» **Requirement**:
State how many lines in the entries below contain "content". Write nothing but the number.

Stored data
────────

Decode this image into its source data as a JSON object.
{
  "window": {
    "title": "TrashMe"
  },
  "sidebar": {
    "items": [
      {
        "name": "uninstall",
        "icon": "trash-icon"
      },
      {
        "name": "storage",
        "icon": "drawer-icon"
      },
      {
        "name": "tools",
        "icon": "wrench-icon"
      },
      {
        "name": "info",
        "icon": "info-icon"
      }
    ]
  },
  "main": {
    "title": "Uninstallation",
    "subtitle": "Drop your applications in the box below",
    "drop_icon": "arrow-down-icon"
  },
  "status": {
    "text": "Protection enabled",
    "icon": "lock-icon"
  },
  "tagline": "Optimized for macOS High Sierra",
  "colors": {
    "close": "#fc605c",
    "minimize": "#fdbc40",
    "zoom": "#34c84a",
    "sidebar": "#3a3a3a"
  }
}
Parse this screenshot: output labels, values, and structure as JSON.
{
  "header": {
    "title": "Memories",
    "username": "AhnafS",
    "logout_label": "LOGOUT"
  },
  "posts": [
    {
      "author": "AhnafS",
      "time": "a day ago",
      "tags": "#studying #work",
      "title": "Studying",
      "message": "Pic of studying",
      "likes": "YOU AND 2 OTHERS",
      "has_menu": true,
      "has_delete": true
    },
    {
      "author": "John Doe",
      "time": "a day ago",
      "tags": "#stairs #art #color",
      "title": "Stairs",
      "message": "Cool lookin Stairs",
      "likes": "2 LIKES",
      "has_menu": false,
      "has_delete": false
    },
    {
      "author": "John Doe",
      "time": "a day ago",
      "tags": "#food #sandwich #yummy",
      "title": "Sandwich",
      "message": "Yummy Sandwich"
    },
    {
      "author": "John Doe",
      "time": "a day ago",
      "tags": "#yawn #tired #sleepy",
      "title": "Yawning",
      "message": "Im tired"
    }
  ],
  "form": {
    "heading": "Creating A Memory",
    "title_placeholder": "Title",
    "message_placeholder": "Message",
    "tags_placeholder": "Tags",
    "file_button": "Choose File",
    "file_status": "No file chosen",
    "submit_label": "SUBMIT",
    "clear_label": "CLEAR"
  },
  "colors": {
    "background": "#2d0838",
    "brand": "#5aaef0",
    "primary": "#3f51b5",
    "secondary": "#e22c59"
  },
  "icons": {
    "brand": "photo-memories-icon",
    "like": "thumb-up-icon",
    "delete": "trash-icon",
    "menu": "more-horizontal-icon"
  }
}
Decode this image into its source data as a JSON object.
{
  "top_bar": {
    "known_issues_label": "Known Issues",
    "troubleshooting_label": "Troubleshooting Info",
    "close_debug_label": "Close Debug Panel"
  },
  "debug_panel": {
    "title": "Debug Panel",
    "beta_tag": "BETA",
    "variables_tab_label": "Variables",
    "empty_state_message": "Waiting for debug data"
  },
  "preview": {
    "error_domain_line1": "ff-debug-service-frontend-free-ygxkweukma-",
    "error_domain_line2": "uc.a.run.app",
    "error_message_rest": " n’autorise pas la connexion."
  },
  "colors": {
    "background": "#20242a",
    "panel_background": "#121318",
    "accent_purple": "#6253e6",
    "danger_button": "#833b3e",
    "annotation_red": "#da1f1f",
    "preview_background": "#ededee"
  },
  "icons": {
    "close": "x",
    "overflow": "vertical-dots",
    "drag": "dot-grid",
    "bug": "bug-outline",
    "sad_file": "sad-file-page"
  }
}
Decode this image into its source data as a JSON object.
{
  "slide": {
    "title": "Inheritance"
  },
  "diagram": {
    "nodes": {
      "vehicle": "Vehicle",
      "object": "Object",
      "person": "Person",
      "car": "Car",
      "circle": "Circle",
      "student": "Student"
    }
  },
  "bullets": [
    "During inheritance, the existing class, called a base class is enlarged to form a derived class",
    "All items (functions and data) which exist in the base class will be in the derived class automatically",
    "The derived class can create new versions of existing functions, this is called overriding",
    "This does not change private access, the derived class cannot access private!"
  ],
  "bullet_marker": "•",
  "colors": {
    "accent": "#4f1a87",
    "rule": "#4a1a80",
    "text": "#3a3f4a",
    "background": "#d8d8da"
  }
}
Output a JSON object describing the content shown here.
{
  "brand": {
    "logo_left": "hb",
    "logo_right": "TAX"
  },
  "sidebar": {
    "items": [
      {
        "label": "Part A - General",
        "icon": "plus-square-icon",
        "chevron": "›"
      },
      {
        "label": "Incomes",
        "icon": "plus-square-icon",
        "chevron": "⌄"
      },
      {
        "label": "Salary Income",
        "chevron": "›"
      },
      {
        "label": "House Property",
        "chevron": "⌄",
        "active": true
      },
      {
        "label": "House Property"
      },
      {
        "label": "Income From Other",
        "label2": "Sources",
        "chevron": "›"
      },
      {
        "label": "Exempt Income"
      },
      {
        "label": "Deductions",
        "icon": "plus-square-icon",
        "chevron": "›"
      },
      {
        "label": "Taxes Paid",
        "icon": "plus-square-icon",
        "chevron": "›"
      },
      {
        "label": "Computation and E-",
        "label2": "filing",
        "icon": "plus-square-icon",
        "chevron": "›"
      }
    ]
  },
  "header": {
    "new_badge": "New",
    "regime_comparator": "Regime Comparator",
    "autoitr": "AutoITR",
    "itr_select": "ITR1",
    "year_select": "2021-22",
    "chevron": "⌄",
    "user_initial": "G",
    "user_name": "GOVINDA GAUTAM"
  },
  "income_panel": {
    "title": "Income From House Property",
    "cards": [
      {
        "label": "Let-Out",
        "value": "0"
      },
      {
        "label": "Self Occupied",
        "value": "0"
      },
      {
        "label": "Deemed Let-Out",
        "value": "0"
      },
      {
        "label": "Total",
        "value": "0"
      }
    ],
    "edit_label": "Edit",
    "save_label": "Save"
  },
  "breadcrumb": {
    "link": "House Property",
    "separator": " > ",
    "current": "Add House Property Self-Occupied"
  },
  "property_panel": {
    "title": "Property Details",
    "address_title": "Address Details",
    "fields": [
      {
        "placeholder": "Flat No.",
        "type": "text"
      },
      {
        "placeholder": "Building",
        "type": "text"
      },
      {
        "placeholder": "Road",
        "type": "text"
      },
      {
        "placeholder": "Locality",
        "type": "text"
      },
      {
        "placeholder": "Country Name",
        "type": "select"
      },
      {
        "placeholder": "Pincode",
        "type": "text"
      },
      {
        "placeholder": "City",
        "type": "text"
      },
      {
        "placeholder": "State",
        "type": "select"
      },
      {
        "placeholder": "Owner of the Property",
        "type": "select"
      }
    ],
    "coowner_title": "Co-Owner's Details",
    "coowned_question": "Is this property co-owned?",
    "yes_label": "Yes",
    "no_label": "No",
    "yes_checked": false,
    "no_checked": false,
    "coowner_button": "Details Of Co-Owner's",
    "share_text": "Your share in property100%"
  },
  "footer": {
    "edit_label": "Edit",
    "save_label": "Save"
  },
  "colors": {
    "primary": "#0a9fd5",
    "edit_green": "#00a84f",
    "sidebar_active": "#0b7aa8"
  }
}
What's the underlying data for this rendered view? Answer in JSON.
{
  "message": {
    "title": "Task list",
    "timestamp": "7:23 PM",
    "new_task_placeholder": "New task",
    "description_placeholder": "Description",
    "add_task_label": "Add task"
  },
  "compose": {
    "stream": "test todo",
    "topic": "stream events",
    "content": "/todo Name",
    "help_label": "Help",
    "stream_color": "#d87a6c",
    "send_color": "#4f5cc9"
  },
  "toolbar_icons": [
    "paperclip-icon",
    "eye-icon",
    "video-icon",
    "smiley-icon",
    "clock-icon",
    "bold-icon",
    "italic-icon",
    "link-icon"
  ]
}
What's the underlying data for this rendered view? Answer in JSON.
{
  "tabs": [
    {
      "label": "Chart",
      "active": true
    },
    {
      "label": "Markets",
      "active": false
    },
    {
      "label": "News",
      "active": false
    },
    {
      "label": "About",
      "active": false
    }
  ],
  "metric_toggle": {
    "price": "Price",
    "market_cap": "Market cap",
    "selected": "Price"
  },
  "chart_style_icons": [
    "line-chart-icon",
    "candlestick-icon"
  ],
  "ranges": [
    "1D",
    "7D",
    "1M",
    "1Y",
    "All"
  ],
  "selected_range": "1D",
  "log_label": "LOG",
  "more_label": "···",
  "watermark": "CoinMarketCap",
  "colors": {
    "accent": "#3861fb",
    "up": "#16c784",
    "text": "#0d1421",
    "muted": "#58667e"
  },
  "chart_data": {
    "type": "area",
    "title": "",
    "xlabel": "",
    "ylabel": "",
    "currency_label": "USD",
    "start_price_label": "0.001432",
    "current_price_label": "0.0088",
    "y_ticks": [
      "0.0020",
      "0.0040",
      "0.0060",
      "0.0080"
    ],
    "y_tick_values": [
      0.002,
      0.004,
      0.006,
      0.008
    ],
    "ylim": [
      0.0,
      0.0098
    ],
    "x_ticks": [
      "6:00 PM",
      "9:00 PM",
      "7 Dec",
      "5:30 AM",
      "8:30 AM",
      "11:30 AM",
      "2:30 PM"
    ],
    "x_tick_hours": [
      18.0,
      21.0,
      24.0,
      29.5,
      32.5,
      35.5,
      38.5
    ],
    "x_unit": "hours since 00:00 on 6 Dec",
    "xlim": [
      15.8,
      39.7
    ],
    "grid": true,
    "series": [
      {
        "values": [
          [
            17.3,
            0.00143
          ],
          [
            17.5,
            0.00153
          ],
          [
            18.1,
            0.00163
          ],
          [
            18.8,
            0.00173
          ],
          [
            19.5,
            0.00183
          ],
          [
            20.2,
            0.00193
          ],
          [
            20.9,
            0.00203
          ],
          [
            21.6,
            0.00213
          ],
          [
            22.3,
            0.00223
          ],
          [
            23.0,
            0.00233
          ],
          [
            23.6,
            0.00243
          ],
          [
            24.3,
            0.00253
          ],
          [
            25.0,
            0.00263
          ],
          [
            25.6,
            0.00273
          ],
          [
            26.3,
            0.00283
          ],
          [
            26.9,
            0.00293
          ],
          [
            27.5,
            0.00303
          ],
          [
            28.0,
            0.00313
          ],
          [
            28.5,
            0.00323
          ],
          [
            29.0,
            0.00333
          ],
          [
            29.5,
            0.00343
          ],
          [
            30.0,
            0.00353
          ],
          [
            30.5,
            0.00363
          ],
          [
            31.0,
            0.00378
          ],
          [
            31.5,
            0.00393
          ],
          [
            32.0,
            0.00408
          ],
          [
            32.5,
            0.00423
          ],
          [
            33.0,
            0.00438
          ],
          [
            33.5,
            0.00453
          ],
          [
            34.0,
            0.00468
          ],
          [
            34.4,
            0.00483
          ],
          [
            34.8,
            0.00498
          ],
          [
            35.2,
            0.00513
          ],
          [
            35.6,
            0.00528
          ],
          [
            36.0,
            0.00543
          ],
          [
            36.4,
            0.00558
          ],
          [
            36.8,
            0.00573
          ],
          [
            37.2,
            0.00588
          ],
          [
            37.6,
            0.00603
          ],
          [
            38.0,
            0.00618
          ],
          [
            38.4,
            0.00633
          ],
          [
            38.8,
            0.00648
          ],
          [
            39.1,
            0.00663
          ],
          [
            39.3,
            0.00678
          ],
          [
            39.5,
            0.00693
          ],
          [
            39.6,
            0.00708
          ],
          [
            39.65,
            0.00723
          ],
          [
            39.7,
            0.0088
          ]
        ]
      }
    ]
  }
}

────────

» **Correct result**:
2